--- start Provided data ---

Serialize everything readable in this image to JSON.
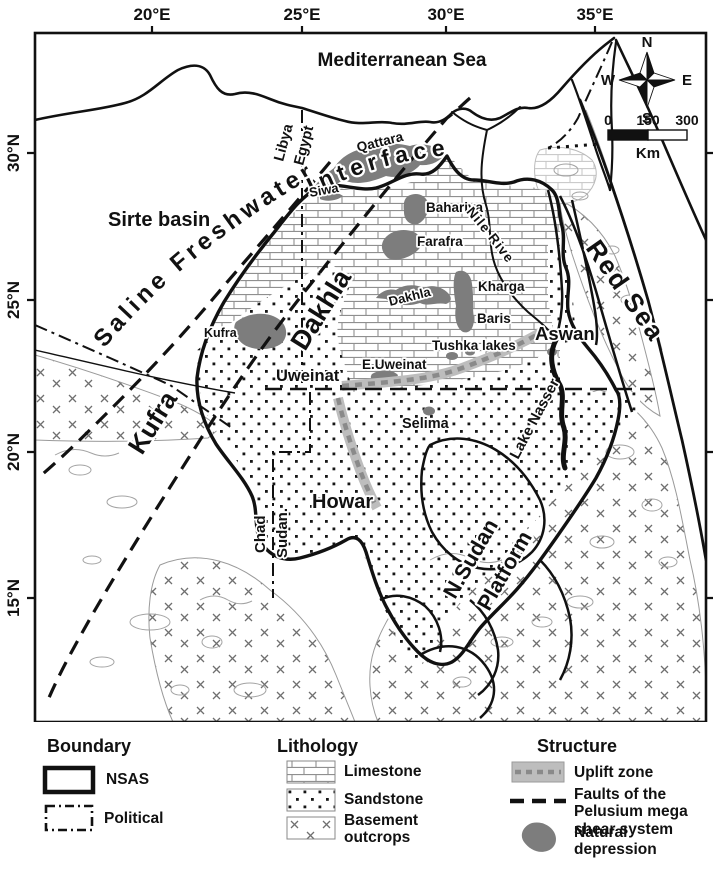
{
  "axes": {
    "top": [
      "20°E",
      "25°E",
      "30°E",
      "35°E"
    ],
    "left": [
      "30°N",
      "25°N",
      "20°N",
      "15°N"
    ]
  },
  "compass": {
    "north": "N",
    "south": "S",
    "east": "E",
    "west": "W"
  },
  "scale_bar": {
    "start": "0",
    "middle": "150",
    "end": "300",
    "unit": "Km"
  },
  "water_labels": {
    "mediterranean": "Mediterranean Sea",
    "red_sea": "Red Sea",
    "nile_river": "Nile River",
    "lake_nasser": "Lake Nasser"
  },
  "basin_labels": {
    "sirte": "Sirte basin",
    "saline_freshwater": "Saline Freshwater",
    "interface": "Interface",
    "dakhla": "Dakhla",
    "kufra": "Kufra",
    "howar": "Howar",
    "nsudan_line1": "N.Sudan",
    "nsudan_line2": "Platform"
  },
  "place_labels": {
    "siwa": "Siwa",
    "qattara": "Qattara",
    "bahariya": "Bahariya",
    "farafra": "Farafra",
    "dakhla_oasis": "Dakhla",
    "kharga": "Kharga",
    "baris": "Baris",
    "kufra_oasis": "Kufra",
    "tushka": "Tushka lakes",
    "e_uweinat": "E.Uweinat",
    "uweinat": "Uweinat",
    "aswan": "Aswan",
    "selima": "Selima"
  },
  "border_labels": {
    "libya": "Libya",
    "egypt": "Egypt",
    "chad": "Chad",
    "sudan": "Sudan."
  },
  "legend": {
    "boundary_title": "Boundary",
    "nsas": "NSAS",
    "political": "Political",
    "lithology_title": "Lithology",
    "limestone": "Limestone",
    "sandstone": "Sandstone",
    "basement": "Basement outcrops",
    "structure_title": "Structure",
    "uplift": "Uplift zone",
    "faults": "Faults of the Pelusium mega shear system",
    "depression": "Natural depression"
  },
  "colors": {
    "ink": "#111111",
    "depression_gray": "#7d7d7d",
    "uplift_gray": "#bdbdbd",
    "uplift_dash_gray": "#8a8a8a",
    "pattern_gray": "#8f8f8f"
  }
}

--- end Provided data ---

**Problem to solve:**
Restate the listing above word for word, and skip the pictures.

**Result for this task:**
Serialize everything readable in this image to JSON.
{
  "axes": {
    "top": [
      "20°E",
      "25°E",
      "30°E",
      "35°E"
    ],
    "left": [
      "30°N",
      "25°N",
      "20°N",
      "15°N"
    ]
  },
  "compass": {
    "north": "N",
    "south": "S",
    "east": "E",
    "west": "W"
  },
  "scale_bar": {
    "start": "0",
    "middle": "150",
    "end": "300",
    "unit": "Km"
  },
  "water_labels": {
    "mediterranean": "Mediterranean Sea",
    "red_sea": "Red Sea",
    "nile_river": "Nile River",
    "lake_nasser": "Lake Nasser"
  },
  "basin_labels": {
    "sirte": "Sirte basin",
    "saline_freshwater": "Saline Freshwater",
    "interface": "Interface",
    "dakhla": "Dakhla",
    "kufra": "Kufra",
    "howar": "Howar",
    "nsudan_line1": "N.Sudan",
    "nsudan_line2": "Platform"
  },
  "place_labels": {
    "siwa": "Siwa",
    "qattara": "Qattara",
    "bahariya": "Bahariya",
    "farafra": "Farafra",
    "dakhla_oasis": "Dakhla",
    "kharga": "Kharga",
    "baris": "Baris",
    "kufra_oasis": "Kufra",
    "tushka": "Tushka lakes",
    "e_uweinat": "E.Uweinat",
    "uweinat": "Uweinat",
    "aswan": "Aswan",
    "selima": "Selima"
  },
  "border_labels": {
    "libya": "Libya",
    "egypt": "Egypt",
    "chad": "Chad",
    "sudan": "Sudan."
  },
  "legend": {
    "boundary_title": "Boundary",
    "nsas": "NSAS",
    "political": "Political",
    "lithology_title": "Lithology",
    "limestone": "Limestone",
    "sandstone": "Sandstone",
    "basement": "Basement outcrops",
    "structure_title": "Structure",
    "uplift": "Uplift zone",
    "faults": "Faults of the Pelusium mega shear system",
    "depression": "Natural depression"
  },
  "colors": {
    "ink": "#111111",
    "depression_gray": "#7d7d7d",
    "uplift_gray": "#bdbdbd",
    "uplift_dash_gray": "#8a8a8a",
    "pattern_gray": "#8f8f8f"
  }
}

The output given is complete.